[START STORED ROWS]

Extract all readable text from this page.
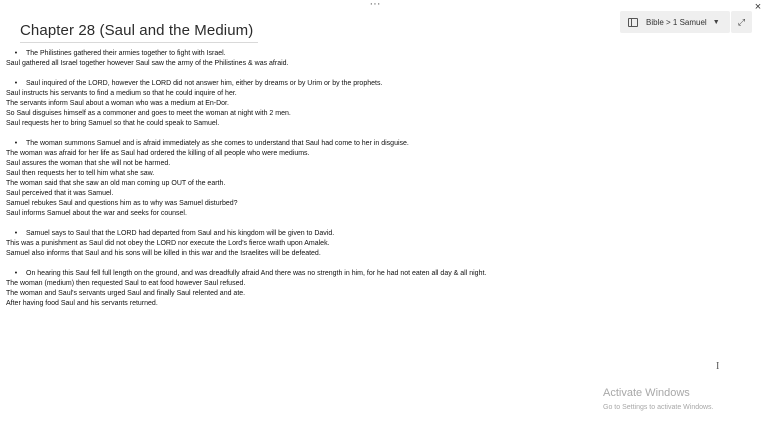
···	×
Chapter 28 (Saul and the Medium)	Bible > 1 Samuel ▼	⤢
• The Philistines gathered their armies together to fight with Israel.
Saul gathered all Israel together however Saul saw the army of the Philistines & was afraid.
• Saul inquired of the LORD, however the LORD did not answer him, either by dreams or by Urim or by the prophets.
Saul instructs his servants to find a medium so that he could inquire of her.
The servants inform Saul about a woman who was a medium at En-Dor.
So Saul disguises himself as a commoner and goes to meet the woman at night with 2 men.
Saul requests her to bring Samuel so that he could speak to Samuel.
• The woman summons Samuel and is afraid immediately as she comes to understand that Saul had come to her in disguise.
The woman was afraid for her life as Saul had ordered the killing of all people who were mediums.
Saul assures the woman that she will not be harmed.
Saul then requests her to tell him what she saw.
The woman said that she saw an old man coming up OUT of the earth.
Saul perceived that it was Samuel.
Samuel rebukes Saul and questions him as to why was Samuel disturbed?
Saul informs Samuel about the war and seeks for counsel.
• Samuel says to Saul that the LORD had departed from Saul and his kingdom will be given to David.
This was a punishment as Saul did not obey the LORD nor execute the Lord's fierce wrath upon Amalek.
Samuel also informs that Saul and his sons will be killed in this war and the Israelites will be defeated.
• On hearing this Saul fell full length on the ground, and was dreadfully afraid And there was no strength in him, for he had not eaten all day & all night.
The woman (medium) then requested Saul to eat food however Saul refused.
The woman and Saul's servants urged Saul and finally Saul relented and ate.
After having food Saul and his servants returned.
I
Activate Windows
Go to Settings to activate Windows.
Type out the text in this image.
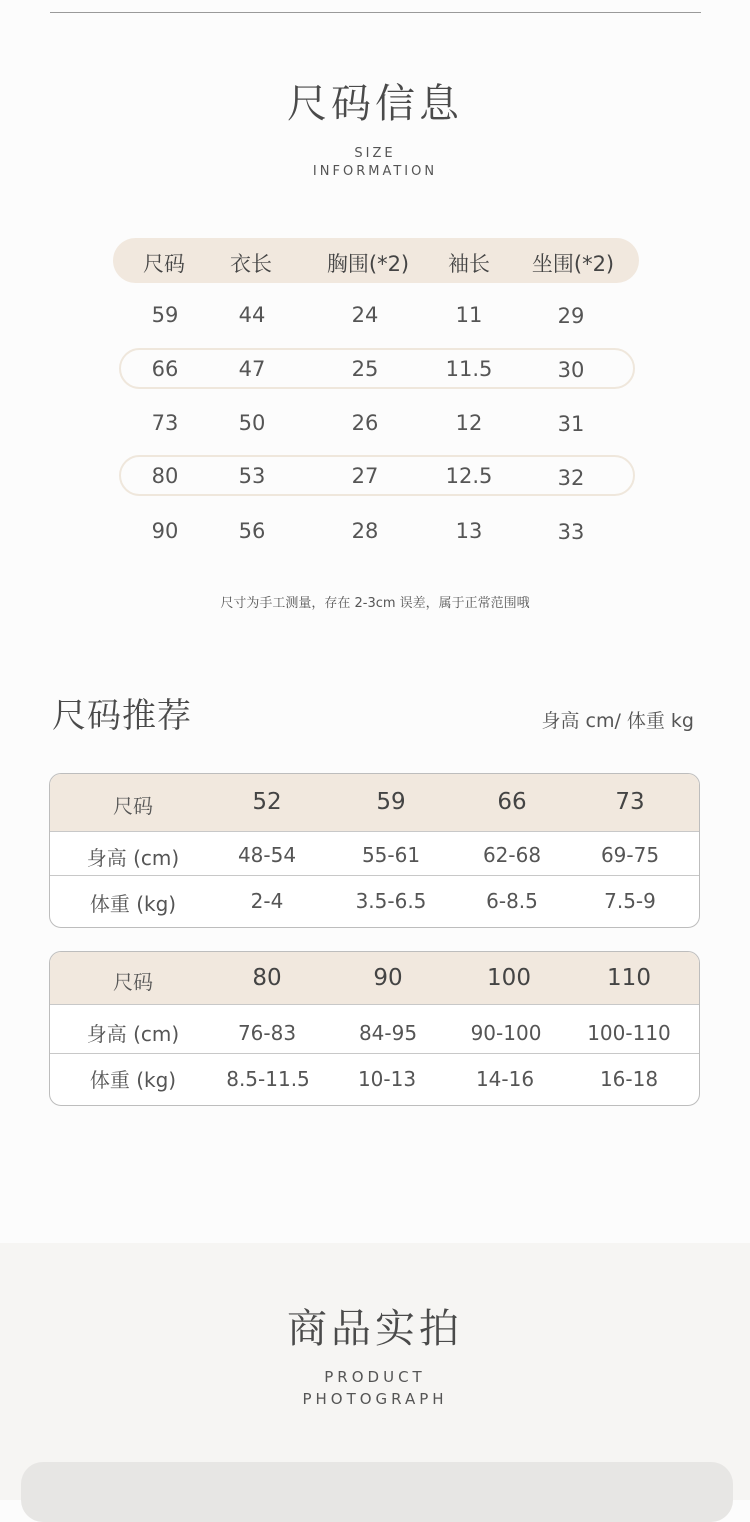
尺码信息
SIZE
INFORMATION
尺码	衣长	胸围(*2)	袖长	坐围(*2)
59	44	24	11	29
66	47	25	11.5	30
73	50	26	12	31
80	53	27	12.5	32
90	56	28	13	33
尺寸为手工测量，存在 2-3cm 误差，属于正常范围哦
尺码推荐	身高 cm/ 体重 kg
尺码	52	59	66	73
身高 (cm)	48-54	55-61	62-68	69-75
体重 (kg)	2-4	3.5-6.5	6-8.5	7.5-9
尺码	80	90	100	110
身高 (cm)	76-83	84-95	90-100	100-110
体重 (kg)	8.5-11.5	10-13	14-16	16-18
商品实拍
PRODUCT
PHOTOGRAPH
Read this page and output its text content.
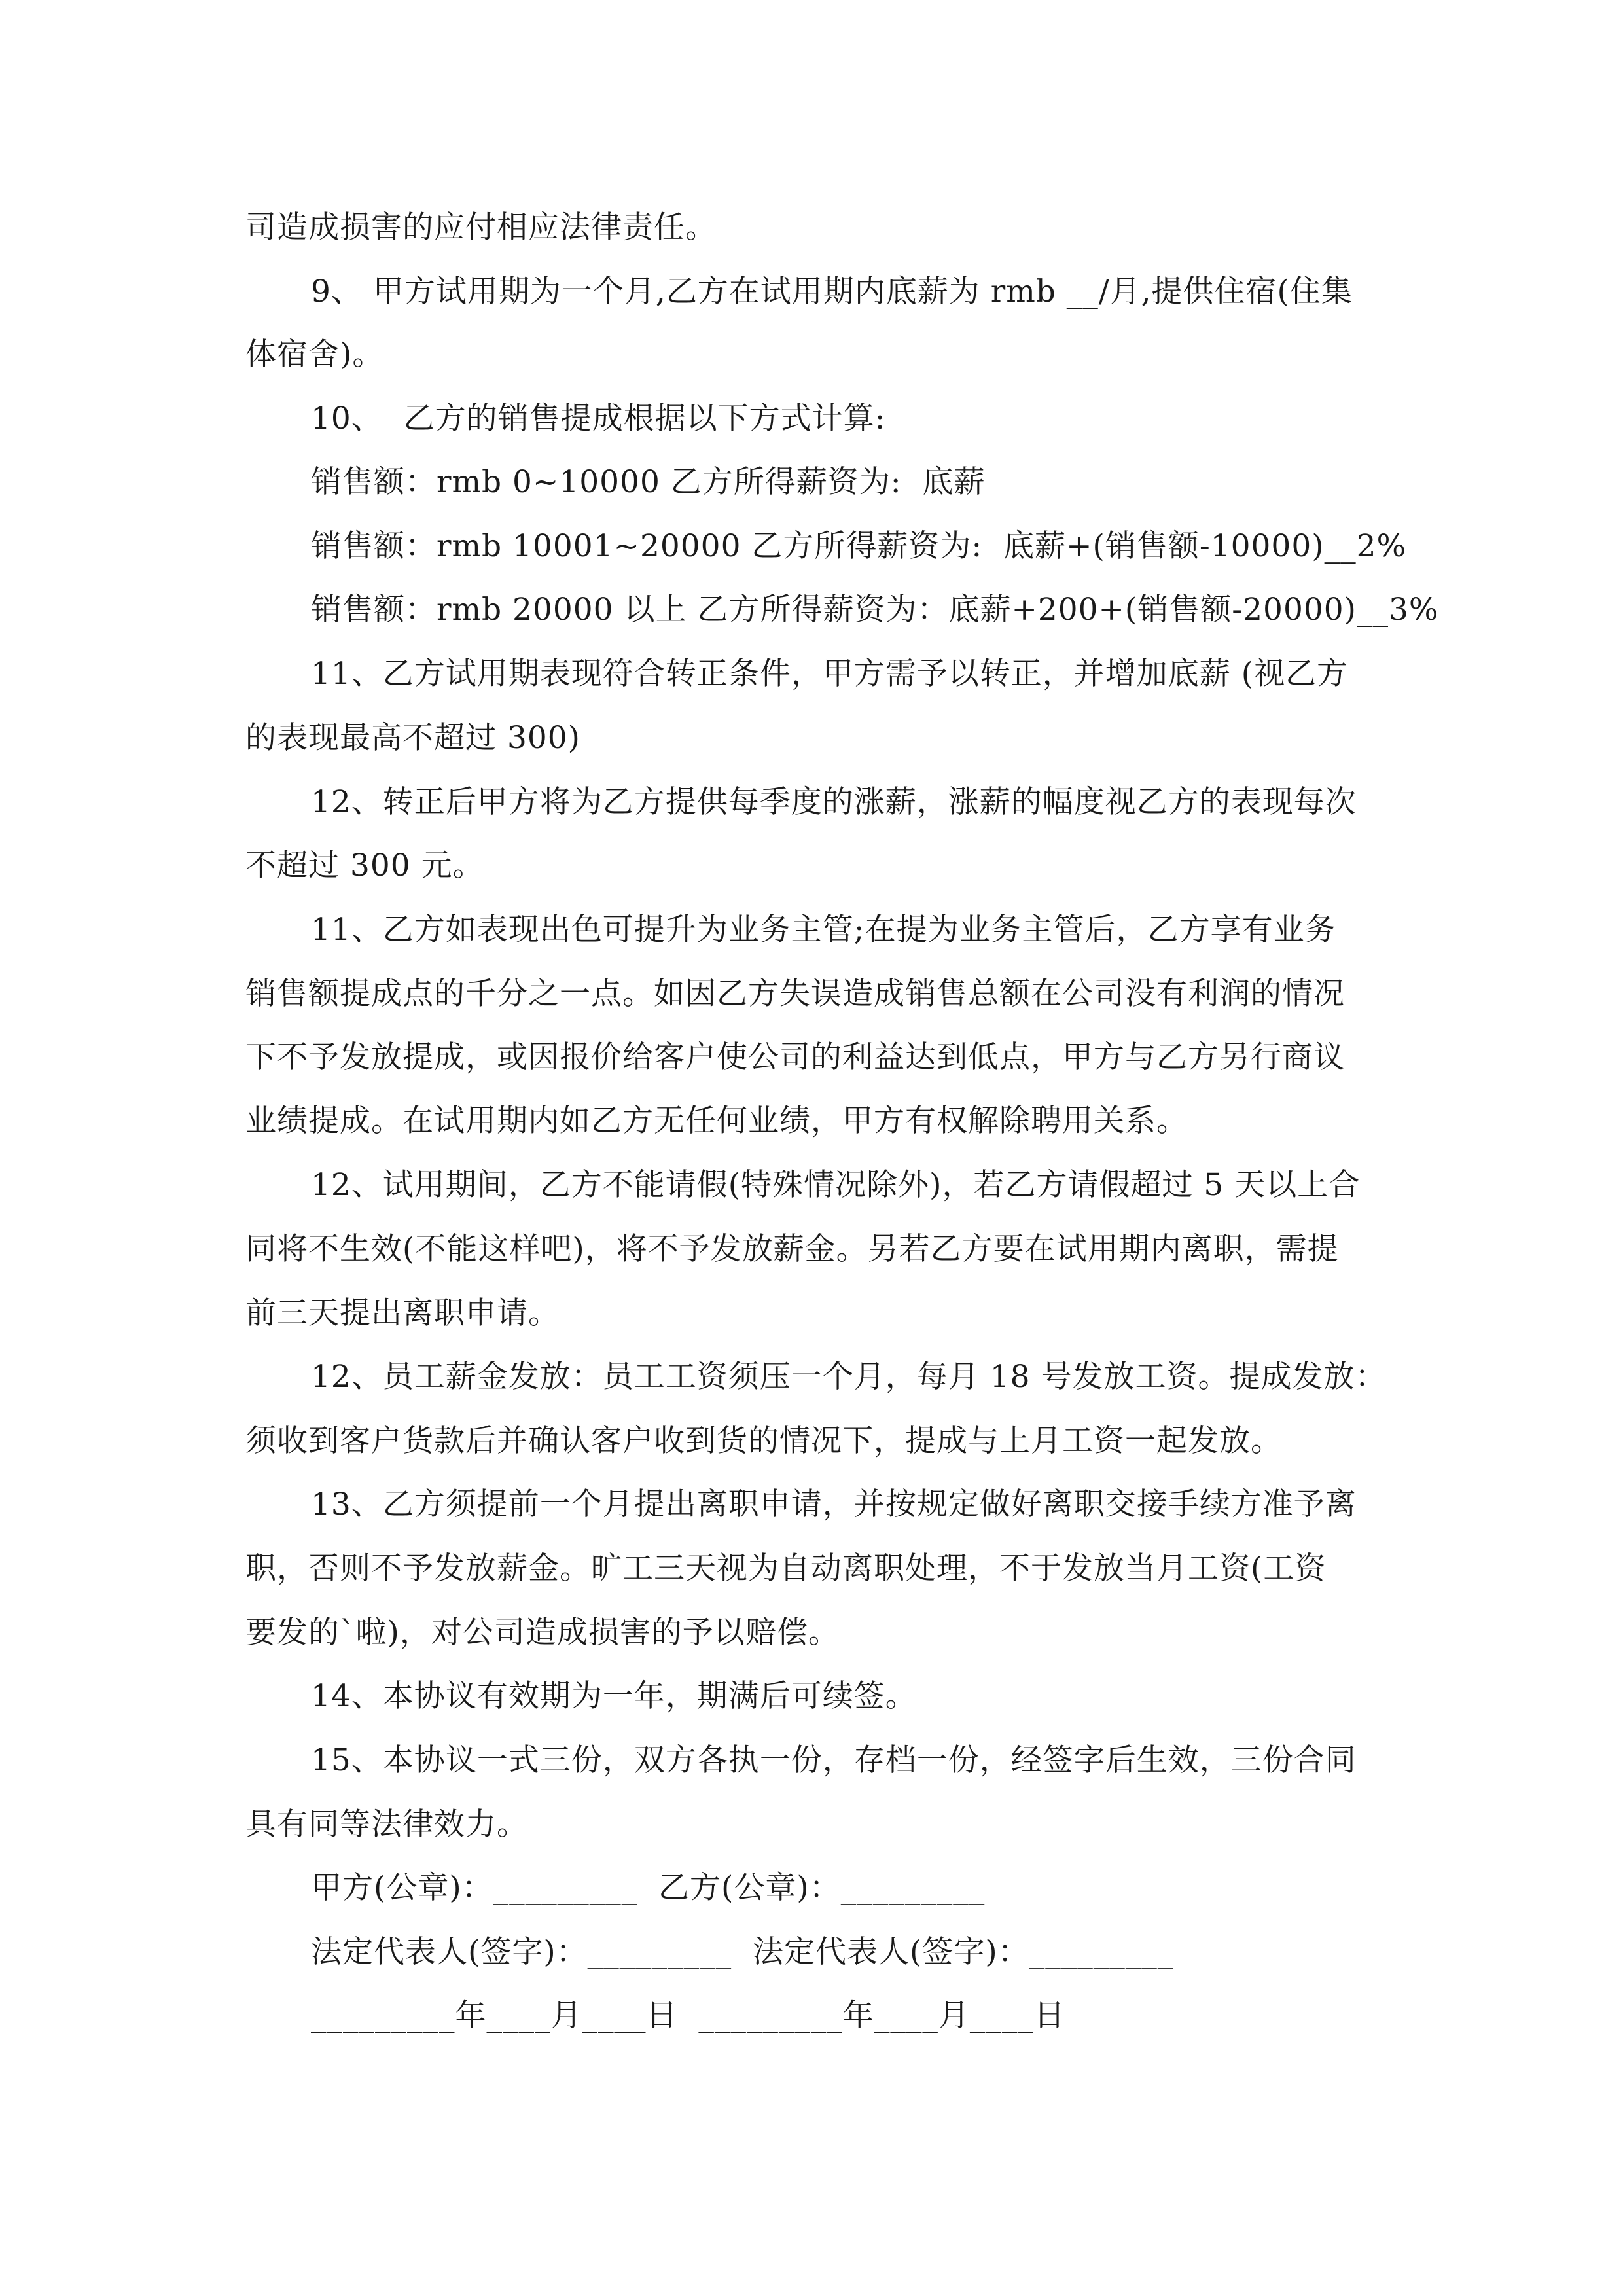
司造成损害的应付相应法律责任。
9、 甲方试用期为一个月,乙方在试用期内底薪为 rmb __/月,提供住宿(住集
体宿舍)。
10、  乙方的销售提成根据以下方式计算:
销售额：rmb 0~10000 乙方所得薪资为:  底薪
销售额：rmb 10001~20000 乙方所得薪资为:  底薪+(销售额-10000)__2%
销售额：rmb 20000 以上 乙方所得薪资为：底薪+200+(销售额-20000)__3%
11、乙方试用期表现符合转正条件，甲方需予以转正，并增加底薪 (视乙方
的表现最高不超过 300)
12、转正后甲方将为乙方提供每季度的涨薪，涨薪的幅度视乙方的表现每次
不超过 300 元。
11、乙方如表现出色可提升为业务主管;在提为业务主管后，乙方享有业务
销售额提成点的千分之一点。如因乙方失误造成销售总额在公司没有利润的情况
下不予发放提成，或因报价给客户使公司的利益达到低点，甲方与乙方另行商议
业绩提成。在试用期内如乙方无任何业绩，甲方有权解除聘用关系。
12、试用期间，乙方不能请假(特殊情况除外)，若乙方请假超过 5 天以上合
同将不生效(不能这样吧)，将不予发放薪金。另若乙方要在试用期内离职，需提
前三天提出离职申请。
12、员工薪金发放：员工工资须压一个月，每月 18 号发放工资。提成发放：
须收到客户货款后并确认客户收到货的情况下，提成与上月工资一起发放。
13、乙方须提前一个月提出离职申请，并按规定做好离职交接手续方准予离
职，否则不予发放薪金。旷工三天视为自动离职处理，不于发放当月工资(工资
要发的`啦)，对公司造成损害的予以赔偿。
14、本协议有效期为一年，期满后可续签。
15、本协议一式三份，双方各执一份，存档一份，经签字后生效，三份合同
具有同等法律效力。
甲方(公章)：_________  乙方(公章)：_________
法定代表人(签字)：_________  法定代表人(签字)：_________
_________年____月____日  _________年____月____日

[END STORED ROWS]

STATED EXERCISE:
Word for word, quote the full listing, omitting every picture.

IN RESPONSE:
Extract all readable text from this page.
···	×
Chapter 28 (Saul and the Medium)	Bible > 1 Samuel ▼	⤢
• The Philistines gathered their armies together to fight with Israel.
Saul gathered all Israel together however Saul saw the army of the Philistines & was afraid.
• Saul inquired of the LORD, however the LORD did not answer him, either by dreams or by Urim or by the prophets.
Saul instructs his servants to find a medium so that he could inquire of her.
The servants inform Saul about a woman who was a medium at En-Dor.
So Saul disguises himself as a commoner and goes to meet the woman at night with 2 men.
Saul requests her to bring Samuel so that he could speak to Samuel.
• The woman summons Samuel and is afraid immediately as she comes to understand that Saul had come to her in disguise.
The woman was afraid for her life as Saul had ordered the killing of all people who were mediums.
Saul assures the woman that she will not be harmed.
Saul then requests her to tell him what she saw.
The woman said that she saw an old man coming up OUT of the earth.
Saul perceived that it was Samuel.
Samuel rebukes Saul and questions him as to why was Samuel disturbed?
Saul informs Samuel about the war and seeks for counsel.
• Samuel says to Saul that the LORD had departed from Saul and his kingdom will be given to David.
This was a punishment as Saul did not obey the LORD nor execute the Lord's fierce wrath upon Amalek.
Samuel also informs that Saul and his sons will be killed in this war and the Israelites will be defeated.
• On hearing this Saul fell full length on the ground, and was dreadfully afraid And there was no strength in him, for he had not eaten all day & all night.
The woman (medium) then requested Saul to eat food however Saul refused.
The woman and Saul's servants urged Saul and finally Saul relented and ate.
After having food Saul and his servants returned.
I
Activate Windows
Go to Settings to activate Windows.
Type out the text in this image.
尺码信息
SIZE
INFORMATION
尺码	衣长	胸围(*2)	袖长	坐围(*2)
59	44	24	11	29
66	47	25	11.5	30
73	50	26	12	31
80	53	27	12.5	32
90	56	28	13	33
尺寸为手工测量，存在 2-3cm 误差，属于正常范围哦
尺码推荐	身高 cm/ 体重 kg
尺码	52	59	66	73
身高 (cm)	48-54	55-61	62-68	69-75
体重 (kg)	2-4	3.5-6.5	6-8.5	7.5-9
尺码	80	90	100	110
身高 (cm)	76-83	84-95	90-100	100-110
体重 (kg)	8.5-11.5	10-13	14-16	16-18
商品实拍
PRODUCT
PHOTOGRAPH
Read this page and output its text content.
司造成损害的应付相应法律责任。
9、 甲方试用期为一个月,乙方在试用期内底薪为 rmb __/月,提供住宿(住集
体宿舍)。
10、  乙方的销售提成根据以下方式计算:
销售额：rmb 0~10000 乙方所得薪资为:  底薪
销售额：rmb 10001~20000 乙方所得薪资为:  底薪+(销售额-10000)__2%
销售额：rmb 20000 以上 乙方所得薪资为：底薪+200+(销售额-20000)__3%
11、乙方试用期表现符合转正条件，甲方需予以转正，并增加底薪 (视乙方
的表现最高不超过 300)
12、转正后甲方将为乙方提供每季度的涨薪，涨薪的幅度视乙方的表现每次
不超过 300 元。
11、乙方如表现出色可提升为业务主管;在提为业务主管后，乙方享有业务
销售额提成点的千分之一点。如因乙方失误造成销售总额在公司没有利润的情况
下不予发放提成，或因报价给客户使公司的利益达到低点，甲方与乙方另行商议
业绩提成。在试用期内如乙方无任何业绩，甲方有权解除聘用关系。
12、试用期间，乙方不能请假(特殊情况除外)，若乙方请假超过 5 天以上合
同将不生效(不能这样吧)，将不予发放薪金。另若乙方要在试用期内离职，需提
前三天提出离职申请。
12、员工薪金发放：员工工资须压一个月，每月 18 号发放工资。提成发放：
须收到客户货款后并确认客户收到货的情况下，提成与上月工资一起发放。
13、乙方须提前一个月提出离职申请，并按规定做好离职交接手续方准予离
职，否则不予发放薪金。旷工三天视为自动离职处理，不于发放当月工资(工资
要发的`啦)，对公司造成损害的予以赔偿。
14、本协议有效期为一年，期满后可续签。
15、本协议一式三份，双方各执一份，存档一份，经签字后生效，三份合同
具有同等法律效力。
甲方(公章)：_________  乙方(公章)：_________
法定代表人(签字)：_________  法定代表人(签字)：_________
_________年____月____日  _________年____月____日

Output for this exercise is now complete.